Collected data entries
========
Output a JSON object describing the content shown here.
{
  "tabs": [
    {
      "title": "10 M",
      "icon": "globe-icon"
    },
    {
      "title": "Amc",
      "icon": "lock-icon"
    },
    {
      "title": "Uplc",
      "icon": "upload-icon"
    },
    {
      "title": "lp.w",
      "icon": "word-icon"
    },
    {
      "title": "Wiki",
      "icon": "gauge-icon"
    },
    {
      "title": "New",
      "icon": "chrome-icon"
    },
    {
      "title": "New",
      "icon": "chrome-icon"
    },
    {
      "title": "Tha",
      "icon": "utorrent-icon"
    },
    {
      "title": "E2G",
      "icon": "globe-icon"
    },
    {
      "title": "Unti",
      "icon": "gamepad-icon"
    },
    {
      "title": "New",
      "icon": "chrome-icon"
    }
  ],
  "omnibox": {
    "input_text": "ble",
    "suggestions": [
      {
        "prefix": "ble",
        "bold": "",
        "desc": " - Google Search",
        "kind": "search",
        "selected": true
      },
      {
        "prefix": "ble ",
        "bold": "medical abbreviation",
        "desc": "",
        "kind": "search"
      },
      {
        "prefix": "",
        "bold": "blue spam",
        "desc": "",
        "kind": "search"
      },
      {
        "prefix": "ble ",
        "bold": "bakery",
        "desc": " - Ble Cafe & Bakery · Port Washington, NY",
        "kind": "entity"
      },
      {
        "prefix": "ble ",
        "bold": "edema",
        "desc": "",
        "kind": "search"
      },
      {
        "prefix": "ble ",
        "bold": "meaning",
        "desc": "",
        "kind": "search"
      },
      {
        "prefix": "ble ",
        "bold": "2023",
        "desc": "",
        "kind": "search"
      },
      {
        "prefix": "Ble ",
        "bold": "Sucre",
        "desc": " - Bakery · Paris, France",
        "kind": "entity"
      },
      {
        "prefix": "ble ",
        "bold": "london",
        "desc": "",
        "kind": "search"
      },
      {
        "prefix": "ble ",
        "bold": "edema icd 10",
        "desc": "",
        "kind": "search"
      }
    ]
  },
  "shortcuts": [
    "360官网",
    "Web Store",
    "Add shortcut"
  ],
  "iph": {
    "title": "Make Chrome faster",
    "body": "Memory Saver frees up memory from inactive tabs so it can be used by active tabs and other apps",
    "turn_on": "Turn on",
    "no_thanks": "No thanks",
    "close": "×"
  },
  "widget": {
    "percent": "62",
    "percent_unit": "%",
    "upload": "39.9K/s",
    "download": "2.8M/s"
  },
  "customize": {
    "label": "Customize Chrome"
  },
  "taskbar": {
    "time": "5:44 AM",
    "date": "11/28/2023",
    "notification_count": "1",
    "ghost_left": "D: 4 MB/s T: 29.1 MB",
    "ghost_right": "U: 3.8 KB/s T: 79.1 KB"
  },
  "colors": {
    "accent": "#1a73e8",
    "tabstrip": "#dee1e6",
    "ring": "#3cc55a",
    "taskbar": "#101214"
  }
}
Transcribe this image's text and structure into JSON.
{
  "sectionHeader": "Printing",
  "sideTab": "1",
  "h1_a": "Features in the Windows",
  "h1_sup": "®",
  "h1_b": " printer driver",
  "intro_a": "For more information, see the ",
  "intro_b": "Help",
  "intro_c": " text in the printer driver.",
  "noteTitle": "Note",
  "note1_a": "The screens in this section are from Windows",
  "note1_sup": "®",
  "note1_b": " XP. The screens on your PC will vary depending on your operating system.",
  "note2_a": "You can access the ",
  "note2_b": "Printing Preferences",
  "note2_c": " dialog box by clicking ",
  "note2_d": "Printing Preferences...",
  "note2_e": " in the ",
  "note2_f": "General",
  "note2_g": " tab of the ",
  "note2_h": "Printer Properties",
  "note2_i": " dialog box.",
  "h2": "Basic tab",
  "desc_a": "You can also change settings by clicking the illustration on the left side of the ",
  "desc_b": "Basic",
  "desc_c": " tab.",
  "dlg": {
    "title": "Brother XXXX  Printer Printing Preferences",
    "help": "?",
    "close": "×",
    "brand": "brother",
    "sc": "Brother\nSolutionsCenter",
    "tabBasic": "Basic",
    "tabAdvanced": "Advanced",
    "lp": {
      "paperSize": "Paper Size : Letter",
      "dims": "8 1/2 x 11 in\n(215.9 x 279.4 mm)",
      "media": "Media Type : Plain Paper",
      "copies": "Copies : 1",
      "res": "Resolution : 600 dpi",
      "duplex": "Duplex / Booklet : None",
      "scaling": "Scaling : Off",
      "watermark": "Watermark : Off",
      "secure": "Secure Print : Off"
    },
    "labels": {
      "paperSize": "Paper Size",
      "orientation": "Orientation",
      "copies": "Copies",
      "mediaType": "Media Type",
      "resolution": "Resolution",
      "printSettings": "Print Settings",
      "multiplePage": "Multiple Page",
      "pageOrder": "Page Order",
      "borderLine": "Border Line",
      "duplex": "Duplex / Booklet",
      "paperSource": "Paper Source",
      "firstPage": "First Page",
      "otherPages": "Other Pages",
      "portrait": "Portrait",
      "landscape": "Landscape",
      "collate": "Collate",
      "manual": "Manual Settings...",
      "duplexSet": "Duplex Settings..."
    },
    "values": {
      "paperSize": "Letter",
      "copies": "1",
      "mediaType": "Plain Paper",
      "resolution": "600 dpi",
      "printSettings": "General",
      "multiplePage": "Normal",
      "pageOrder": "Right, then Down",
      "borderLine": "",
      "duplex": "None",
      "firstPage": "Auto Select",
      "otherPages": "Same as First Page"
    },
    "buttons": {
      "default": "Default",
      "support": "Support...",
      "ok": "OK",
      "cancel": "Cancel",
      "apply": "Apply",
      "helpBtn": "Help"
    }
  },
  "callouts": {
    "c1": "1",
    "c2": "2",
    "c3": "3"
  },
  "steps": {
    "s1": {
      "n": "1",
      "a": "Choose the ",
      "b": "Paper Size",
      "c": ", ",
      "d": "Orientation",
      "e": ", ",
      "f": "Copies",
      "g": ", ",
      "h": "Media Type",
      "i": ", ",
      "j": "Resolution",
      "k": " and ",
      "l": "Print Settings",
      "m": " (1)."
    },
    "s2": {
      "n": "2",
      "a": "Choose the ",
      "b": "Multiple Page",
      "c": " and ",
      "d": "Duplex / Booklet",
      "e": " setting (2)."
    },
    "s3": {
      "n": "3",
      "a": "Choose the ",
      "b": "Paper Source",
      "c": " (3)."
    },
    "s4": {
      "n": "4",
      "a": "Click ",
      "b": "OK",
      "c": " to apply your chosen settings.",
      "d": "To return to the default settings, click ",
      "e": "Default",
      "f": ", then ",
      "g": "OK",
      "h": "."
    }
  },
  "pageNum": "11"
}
========
=== WHAT YOU NEED TO DO ===
List all lines above in which the string "Booklet" appears.

=== WRITTEN REPLY ===
      "duplex": "Duplex / Booklet : None",
      "duplex": "Duplex / Booklet",
      "d": "Duplex / Booklet",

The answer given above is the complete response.